■ Prompt
Output every entry exactly as written, skipping any pictures.

☆ ☆ ☆ ☆ ☆

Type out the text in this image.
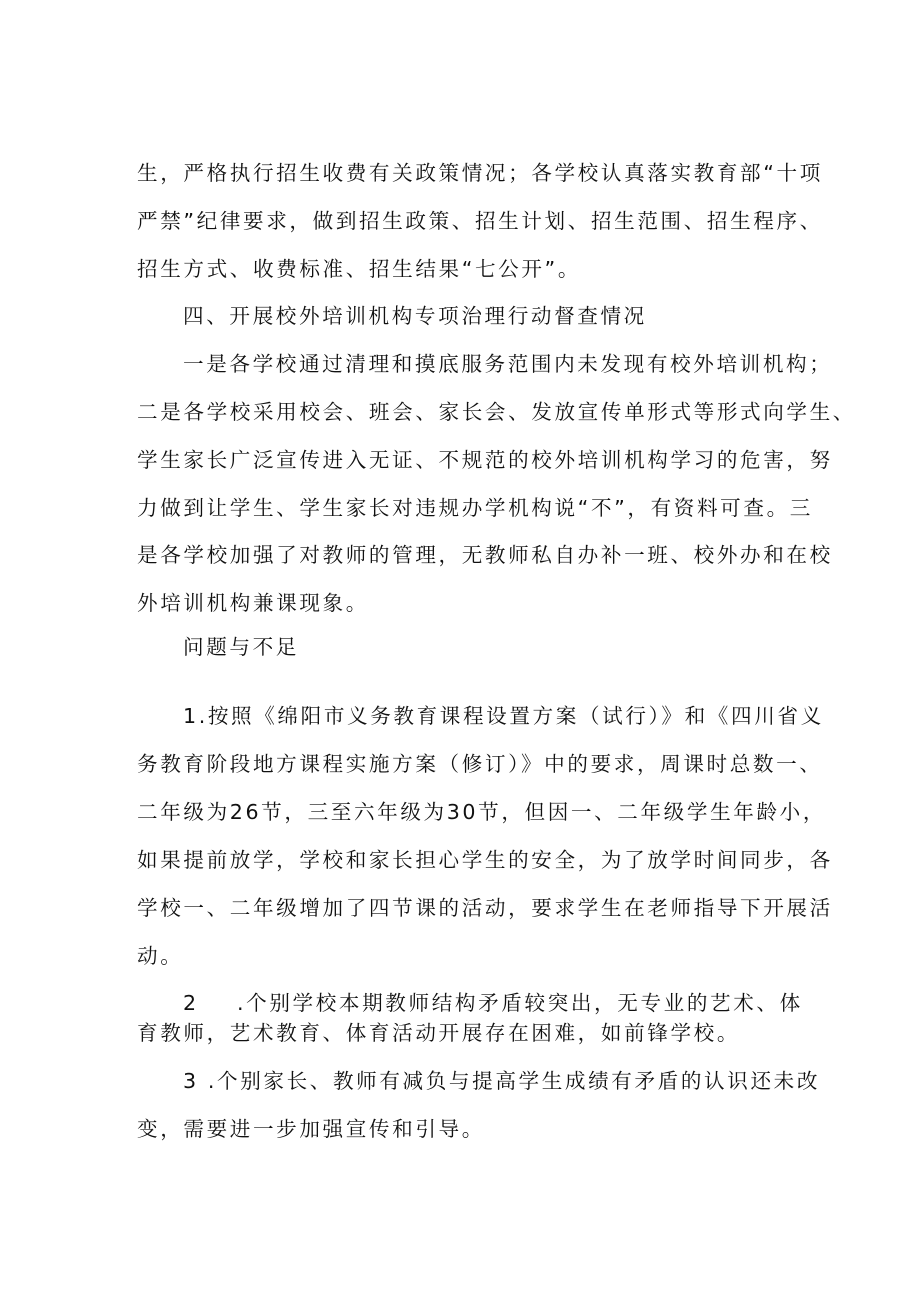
生，严格执行招生收费有关政策情况；各学校认真落实教育部“十项
严禁”纪律要求，做到招生政策、招生计划、招生范围、招生程序、
招生方式、收费标准、招生结果“七公开”。
四、开展校外培训机构专项治理行动督查情况
一是各学校通过清理和摸底服务范围内未发现有校外培训机构；
二是各学校采用校会、班会、家长会、发放宣传单形式等形式向学生、
学生家长广泛宣传进入无证、不规范的校外培训机构学习的危害，努
力做到让学生、学生家长对违规办学机构说“不”，有资料可查。三
是各学校加强了对教师的管理，无教师私自办补一班、校外办和在校
外培训机构兼课现象。
问题与不足
1.按照《绵阳市义务教育课程设置方案（试行）》和《四川省义
务教育阶段地方课程实施方案（修订）》中的要求，周课时总数一、
二年级为26节，三至六年级为30节，但因一、二年级学生年龄小，
如果提前放学，学校和家长担心学生的安全，为了放学时间同步，各
学校一、二年级增加了四节课的活动，要求学生在老师指导下开展活
动。
2 .个别学校本期教师结构矛盾较突出，无专业的艺术、体
育教师，艺术教育、体育活动开展存在困难，如前锋学校。
3 .个别家长、教师有减负与提高学生成绩有矛盾的认识还未改
变，需要进一步加强宣传和引导。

☆ ☆ ☆ ☆ ☆

■ Output of the task
Type out the text in this image.
生，严格执行招生收费有关政策情况；各学校认真落实教育部“十项
严禁”纪律要求，做到招生政策、招生计划、招生范围、招生程序、
招生方式、收费标准、招生结果“七公开”。
四、开展校外培训机构专项治理行动督查情况
一是各学校通过清理和摸底服务范围内未发现有校外培训机构；
二是各学校采用校会、班会、家长会、发放宣传单形式等形式向学生、
学生家长广泛宣传进入无证、不规范的校外培训机构学习的危害，努
力做到让学生、学生家长对违规办学机构说“不”，有资料可查。三
是各学校加强了对教师的管理，无教师私自办补一班、校外办和在校
外培训机构兼课现象。
问题与不足
1.按照《绵阳市义务教育课程设置方案（试行）》和《四川省义
务教育阶段地方课程实施方案（修订）》中的要求，周课时总数一、
二年级为26节，三至六年级为30节，但因一、二年级学生年龄小，
如果提前放学，学校和家长担心学生的安全，为了放学时间同步，各
学校一、二年级增加了四节课的活动，要求学生在老师指导下开展活
动。
2 .个别学校本期教师结构矛盾较突出，无专业的艺术、体
育教师，艺术教育、体育活动开展存在困难，如前锋学校。
3 .个别家长、教师有减负与提高学生成绩有矛盾的认识还未改
变，需要进一步加强宣传和引导。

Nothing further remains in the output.